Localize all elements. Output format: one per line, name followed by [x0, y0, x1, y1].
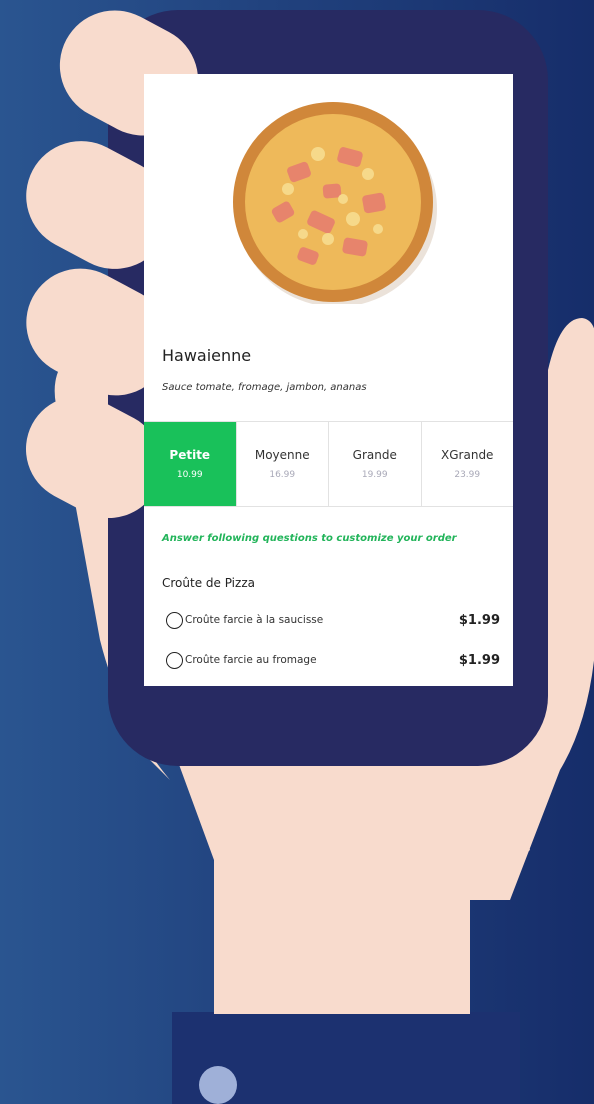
- customize-hint: Answer following questions to customize …: [162, 533, 457, 544]
- size-name: XGrande: [441, 448, 494, 462]
- radio-button[interactable]: [166, 611, 183, 629]
- size-name: Petite: [169, 448, 211, 462]
- cuff-button: [199, 1066, 237, 1104]
- radio-button[interactable]: [166, 651, 183, 669]
- size-selector: Petite 10.99 Moyenne 16.99 Grande 19.99 …: [144, 421, 513, 507]
- size-option-xgrande[interactable]: XGrande 23.99: [422, 422, 514, 506]
- crust-option-sausage[interactable]: Croûte farcie à la saucisse $1.99: [166, 608, 500, 632]
- crust-section-title: Croûte de Pizza: [162, 576, 255, 590]
- crust-option-price: $1.99: [458, 612, 500, 628]
- size-option-petite[interactable]: Petite 10.99: [144, 422, 237, 506]
- size-name: Grande: [352, 448, 397, 462]
- size-option-grande[interactable]: Grande 19.99: [329, 422, 422, 506]
- pizza-image: [228, 94, 438, 307]
- crust-option-cheese[interactable]: Croûte farcie au fromage $1.99: [166, 648, 500, 672]
- size-price: 19.99: [361, 470, 388, 480]
- size-option-moyenne[interactable]: Moyenne 16.99: [237, 422, 329, 506]
- crust-option-label: Croûte farcie à la saucisse: [185, 614, 324, 626]
- crust-option-label: Croûte farcie au fromage: [185, 654, 317, 666]
- size-price: 23.99: [454, 470, 481, 480]
- product-description: Sauce tomate, fromage, jambon, ananas: [162, 382, 367, 393]
- size-name: Moyenne: [254, 448, 310, 462]
- product-title: Hawaienne: [162, 346, 252, 365]
- phone-screen: Hawaienne Sauce tomate, fromage, jambon,…: [144, 74, 513, 686]
- crust-option-price: $1.99: [458, 652, 500, 668]
- size-price: 10.99: [176, 470, 203, 480]
- size-price: 16.99: [269, 470, 296, 480]
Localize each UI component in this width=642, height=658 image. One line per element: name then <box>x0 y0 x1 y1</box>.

━━━━━━━━

(TASK DESCRIPTION): Show each line of the entries above that contains the word "Moyenne", matching it with case taken into account.

(SOLUTION FOR THIS TASK):
- size-selector: Petite 10.99 Moyenne 16.99 Grande 19.99 …: [144, 421, 513, 507]
- size-option-moyenne[interactable]: Moyenne 16.99: [237, 422, 329, 506]
- size-name: Moyenne: [254, 448, 310, 462]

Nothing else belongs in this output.